> _EXERCISE REQUIREMENTS_
The entries below should be quoted exactly, with no pictures carried over.

....

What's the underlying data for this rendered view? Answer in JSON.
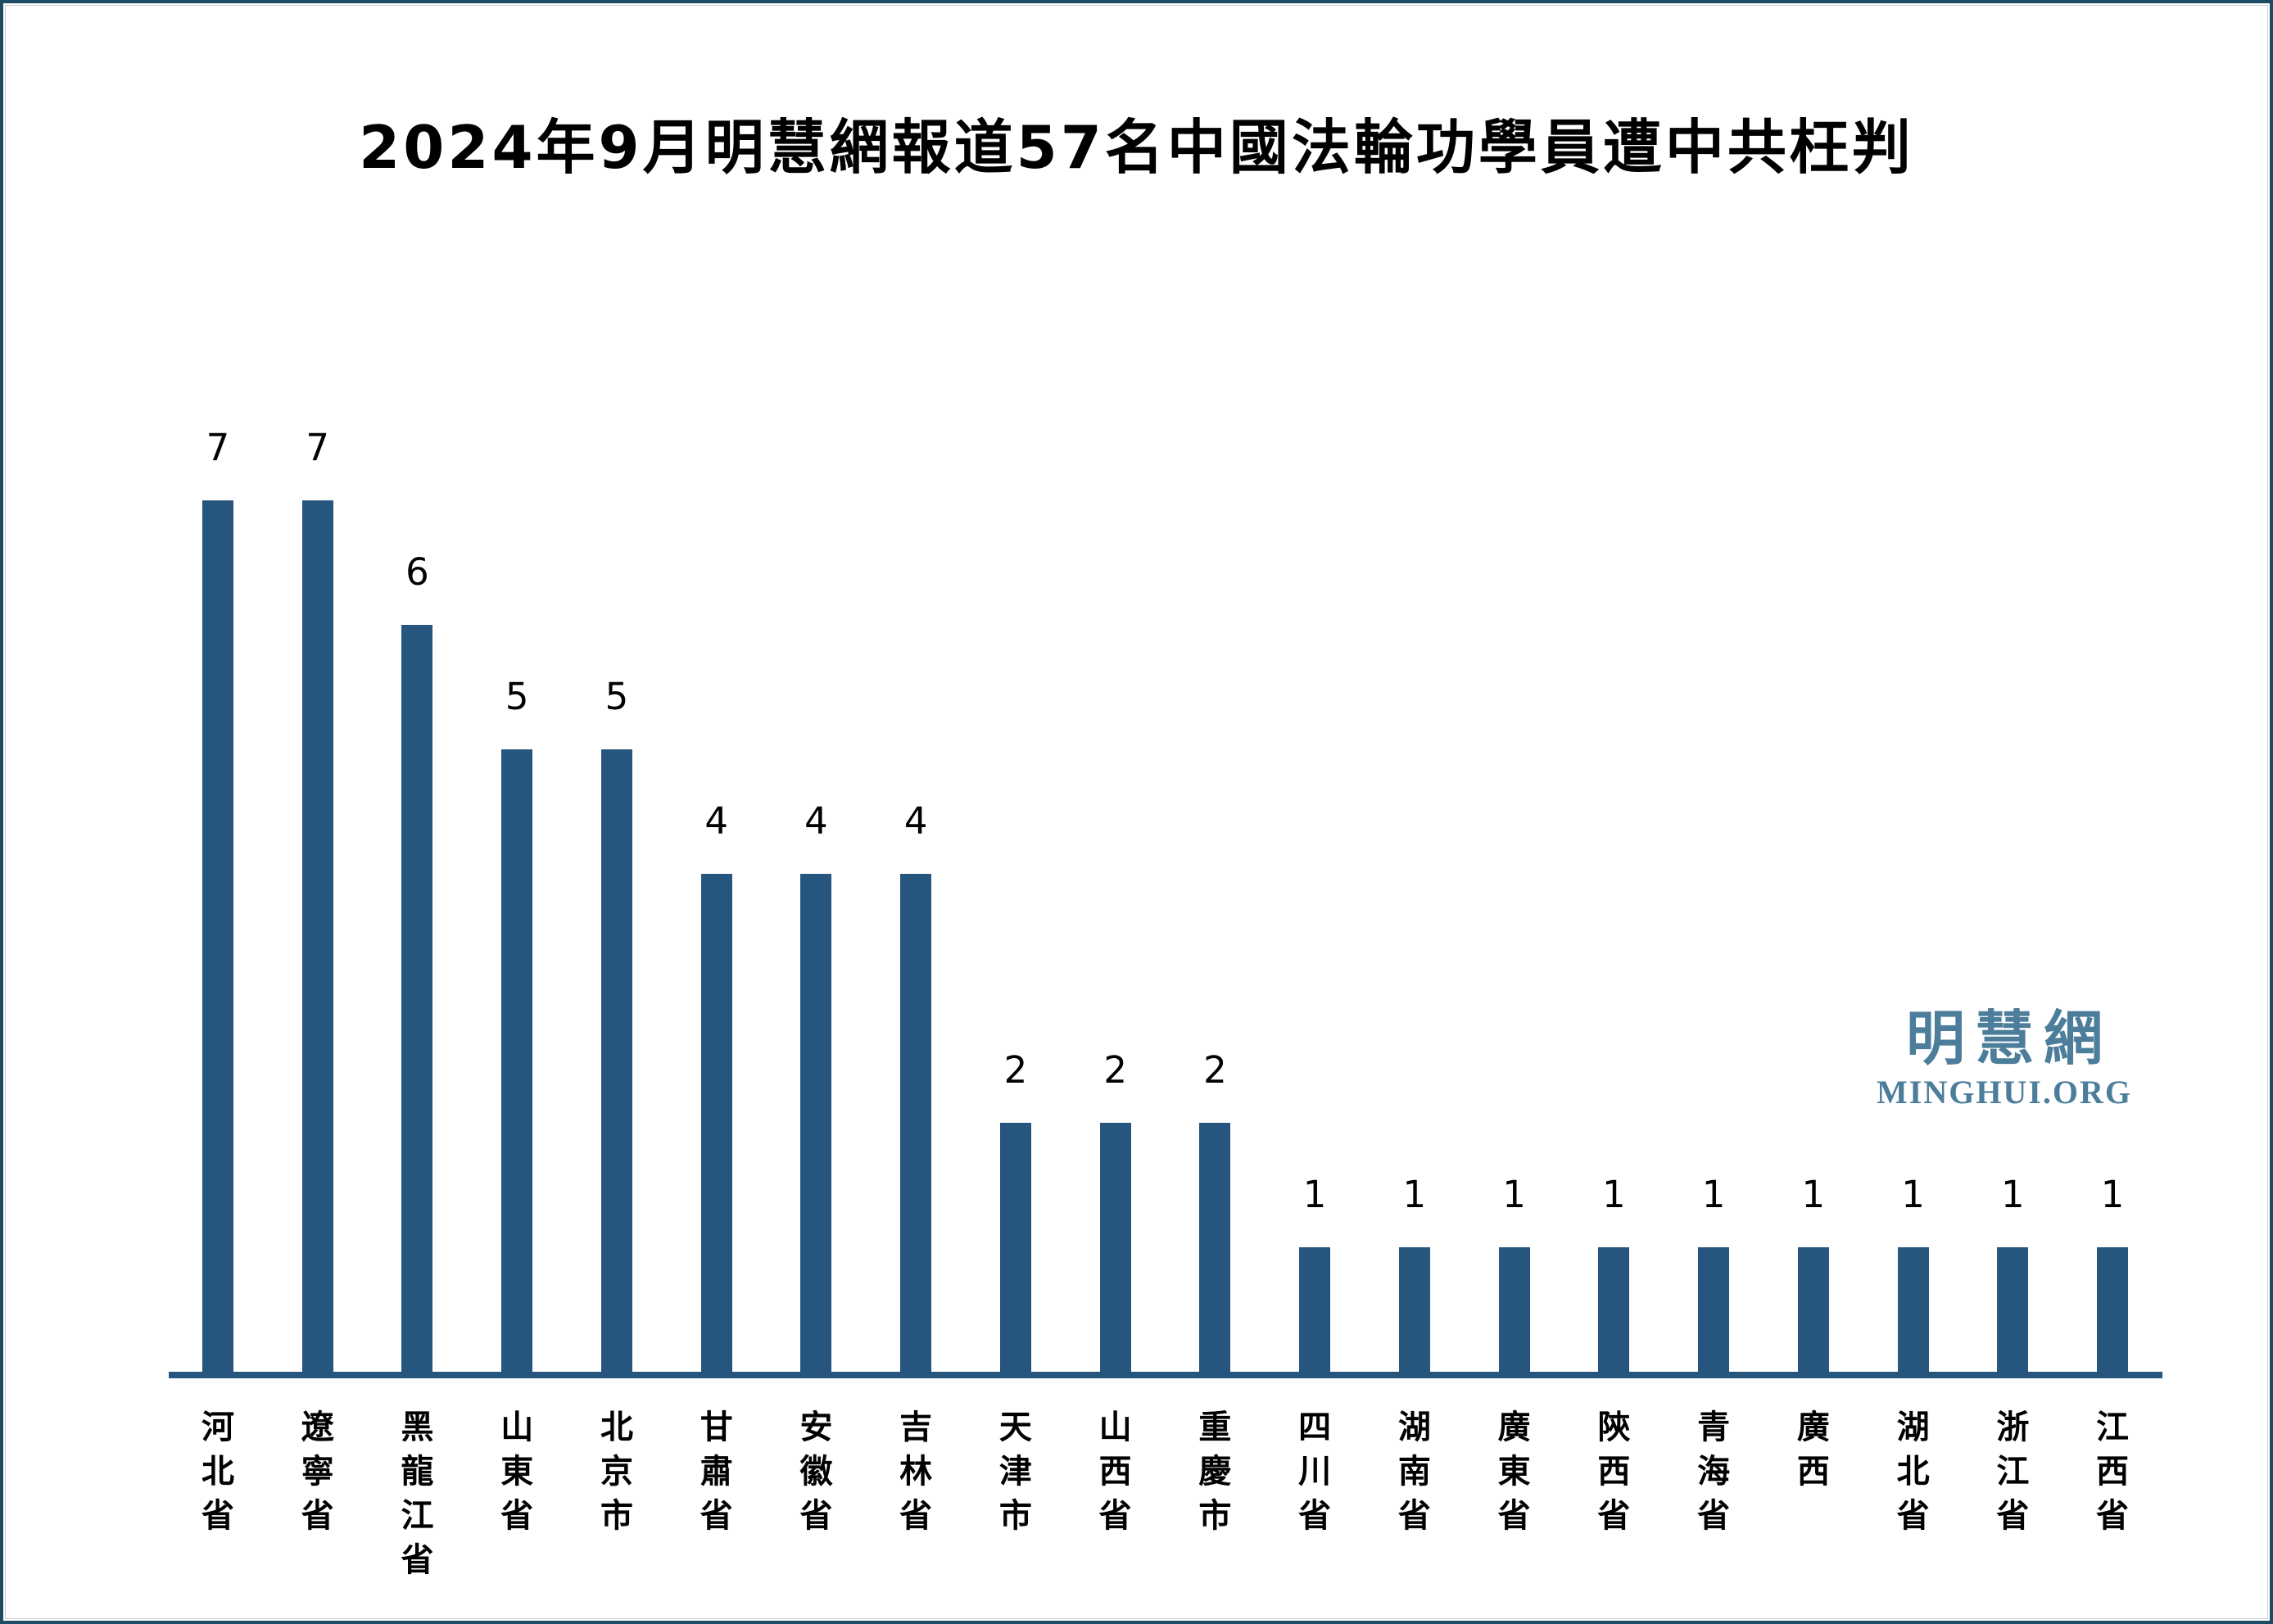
{
  "page": {
    "background": "#ffffff",
    "frame_color": "#1c4b63"
  },
  "title": "2024年9月明慧網報道57名中國法輪功學員遭中共枉判",
  "watermark": {
    "cjk": "明慧網",
    "latin": "MINGHUI.ORG",
    "color": "#4c7e9b"
  },
  "chart_data": {
    "type": "bar",
    "title": "2024年9月明慧網報道57名中國法輪功學員遭中共枉判",
    "categories": [
      "河北省",
      "遼寧省",
      "黑龍江省",
      "山東省",
      "北京市",
      "甘肅省",
      "安徽省",
      "吉林省",
      "天津市",
      "山西省",
      "重慶市",
      "四川省",
      "湖南省",
      "廣東省",
      "陝西省",
      "青海省",
      "廣西",
      "湖北省",
      "浙江省",
      "江西省"
    ],
    "values": [
      7,
      7,
      6,
      5,
      5,
      4,
      4,
      4,
      2,
      2,
      2,
      1,
      1,
      1,
      1,
      1,
      1,
      1,
      1,
      1
    ],
    "total": 57,
    "xlabel": "",
    "ylabel": "",
    "ylim": [
      0,
      7
    ],
    "grid": false,
    "legend": false,
    "data_labels": true,
    "x_label_orientation": "vertical-stacked",
    "bar_color": "#26557e",
    "axis_color": "#26557e",
    "label_color": "#000000"
  }
}
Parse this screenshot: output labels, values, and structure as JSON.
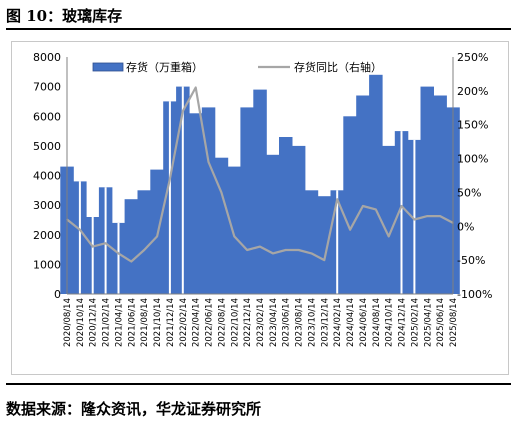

....

> _SOLUTION TO THE EXERCISE_
What's the underlying data for this rendered view? Answer in JSON.
{
  "page": {
    "background": "#ffffff",
    "frame_color": "#1c4b63"
  },
  "title": "2024年9月明慧網報道57名中國法輪功學員遭中共枉判",
  "watermark": {
    "cjk": "明慧網",
    "latin": "MINGHUI.ORG",
    "color": "#4c7e9b"
  },
  "chart_data": {
    "type": "bar",
    "title": "2024年9月明慧網報道57名中國法輪功學員遭中共枉判",
    "categories": [
      "河北省",
      "遼寧省",
      "黑龍江省",
      "山東省",
      "北京市",
      "甘肅省",
      "安徽省",
      "吉林省",
      "天津市",
      "山西省",
      "重慶市",
      "四川省",
      "湖南省",
      "廣東省",
      "陝西省",
      "青海省",
      "廣西",
      "湖北省",
      "浙江省",
      "江西省"
    ],
    "values": [
      7,
      7,
      6,
      5,
      5,
      4,
      4,
      4,
      2,
      2,
      2,
      1,
      1,
      1,
      1,
      1,
      1,
      1,
      1,
      1
    ],
    "total": 57,
    "xlabel": "",
    "ylabel": "",
    "ylim": [
      0,
      7
    ],
    "grid": false,
    "legend": false,
    "data_labels": true,
    "x_label_orientation": "vertical-stacked",
    "bar_color": "#26557e",
    "axis_color": "#26557e",
    "label_color": "#000000"
  }
}
Parse this screenshot: output labels, values, and structure as JSON.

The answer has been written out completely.